--- Dataset content ---

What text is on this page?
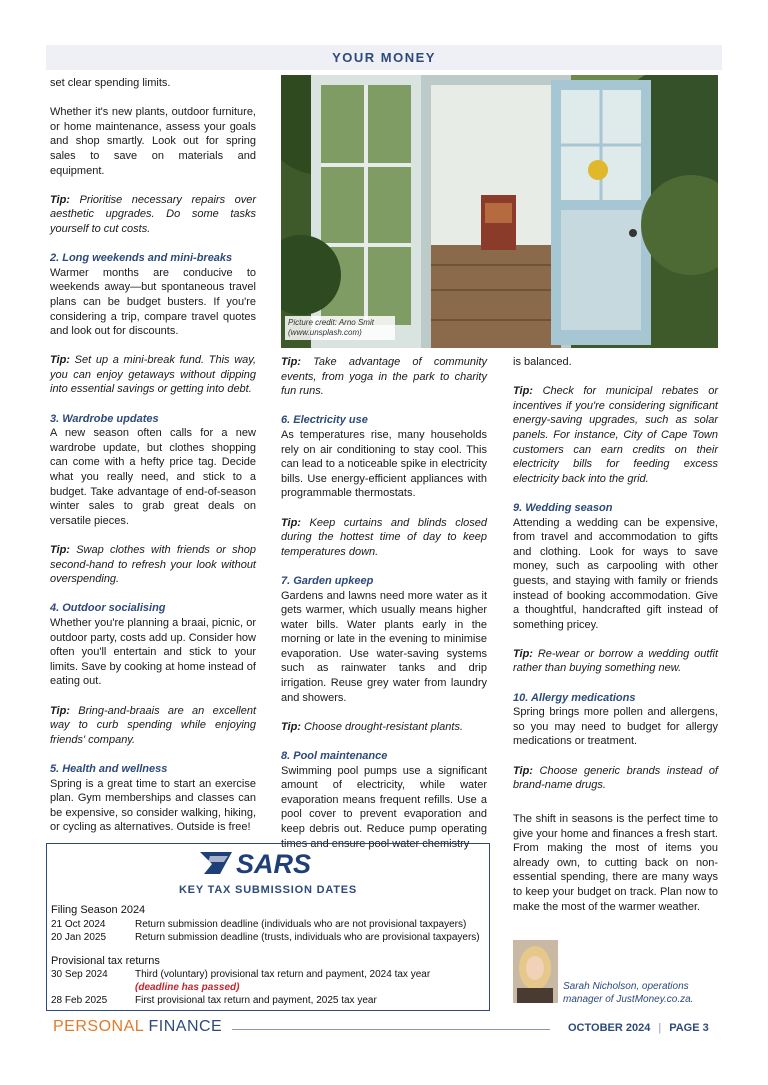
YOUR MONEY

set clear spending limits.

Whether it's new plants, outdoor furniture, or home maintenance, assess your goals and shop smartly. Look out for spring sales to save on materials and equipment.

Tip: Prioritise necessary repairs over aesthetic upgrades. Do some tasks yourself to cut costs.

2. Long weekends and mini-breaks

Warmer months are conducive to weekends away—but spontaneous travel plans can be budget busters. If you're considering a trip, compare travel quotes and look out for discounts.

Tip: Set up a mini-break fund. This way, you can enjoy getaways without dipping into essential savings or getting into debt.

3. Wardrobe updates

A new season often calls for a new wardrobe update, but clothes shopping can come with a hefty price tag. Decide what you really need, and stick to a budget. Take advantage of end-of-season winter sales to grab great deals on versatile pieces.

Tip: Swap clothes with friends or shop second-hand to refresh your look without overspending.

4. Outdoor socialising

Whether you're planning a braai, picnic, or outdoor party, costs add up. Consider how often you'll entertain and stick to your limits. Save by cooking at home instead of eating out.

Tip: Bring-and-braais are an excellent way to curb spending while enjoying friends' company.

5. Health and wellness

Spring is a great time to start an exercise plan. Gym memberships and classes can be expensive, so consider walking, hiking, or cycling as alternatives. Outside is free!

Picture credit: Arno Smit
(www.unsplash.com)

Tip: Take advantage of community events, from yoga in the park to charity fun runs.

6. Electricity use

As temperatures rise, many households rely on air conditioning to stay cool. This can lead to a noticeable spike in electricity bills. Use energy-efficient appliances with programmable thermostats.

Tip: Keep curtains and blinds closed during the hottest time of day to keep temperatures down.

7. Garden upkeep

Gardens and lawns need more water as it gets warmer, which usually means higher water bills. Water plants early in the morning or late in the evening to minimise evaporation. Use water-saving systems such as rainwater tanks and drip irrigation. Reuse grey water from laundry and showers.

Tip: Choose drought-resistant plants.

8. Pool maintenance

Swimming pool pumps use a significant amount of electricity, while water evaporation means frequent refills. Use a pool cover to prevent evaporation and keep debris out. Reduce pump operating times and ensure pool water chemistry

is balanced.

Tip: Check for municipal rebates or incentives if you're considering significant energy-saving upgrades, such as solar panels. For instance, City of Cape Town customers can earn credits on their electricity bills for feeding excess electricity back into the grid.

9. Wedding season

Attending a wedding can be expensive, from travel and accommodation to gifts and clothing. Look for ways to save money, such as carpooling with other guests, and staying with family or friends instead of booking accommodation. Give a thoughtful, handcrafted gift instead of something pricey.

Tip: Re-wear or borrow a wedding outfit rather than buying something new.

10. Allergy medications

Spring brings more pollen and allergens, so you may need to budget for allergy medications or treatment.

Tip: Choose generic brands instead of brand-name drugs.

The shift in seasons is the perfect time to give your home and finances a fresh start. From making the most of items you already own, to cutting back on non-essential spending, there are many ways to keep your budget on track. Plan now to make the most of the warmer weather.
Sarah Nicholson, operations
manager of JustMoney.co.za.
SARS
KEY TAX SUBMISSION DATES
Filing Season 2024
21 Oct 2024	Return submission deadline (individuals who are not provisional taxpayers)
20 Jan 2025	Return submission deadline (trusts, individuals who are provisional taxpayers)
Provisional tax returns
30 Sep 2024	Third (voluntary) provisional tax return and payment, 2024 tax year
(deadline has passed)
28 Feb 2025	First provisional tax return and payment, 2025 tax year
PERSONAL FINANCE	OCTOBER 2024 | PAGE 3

* * *

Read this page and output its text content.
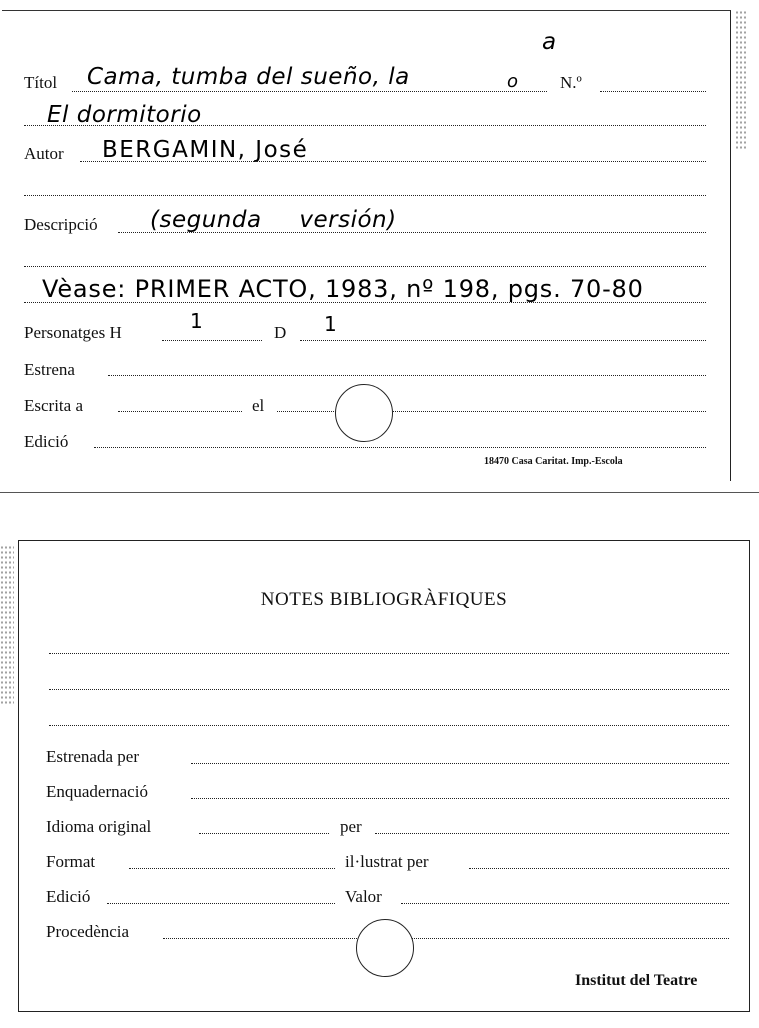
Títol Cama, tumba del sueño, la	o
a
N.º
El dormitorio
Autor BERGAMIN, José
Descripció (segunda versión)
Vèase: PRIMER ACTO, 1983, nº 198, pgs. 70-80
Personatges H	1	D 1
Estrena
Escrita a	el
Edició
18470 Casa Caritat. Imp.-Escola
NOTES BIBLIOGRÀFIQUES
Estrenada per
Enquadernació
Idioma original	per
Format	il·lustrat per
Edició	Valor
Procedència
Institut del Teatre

--- Required work ---
Copy out all lines above that include the string "energy".

--- Reply ---
As temperatures rise, many households rely on air conditioning to stay cool. This can lead to a noticeable spike in electricity bills. Use energy-efficient appliances with programmable thermostats.
Tip: Check for municipal rebates or incentives if you're considering significant energy-saving upgrades, such as solar panels. For instance, City of Cape Town customers can earn credits on their electricity bills for feeding excess electricity back into the grid.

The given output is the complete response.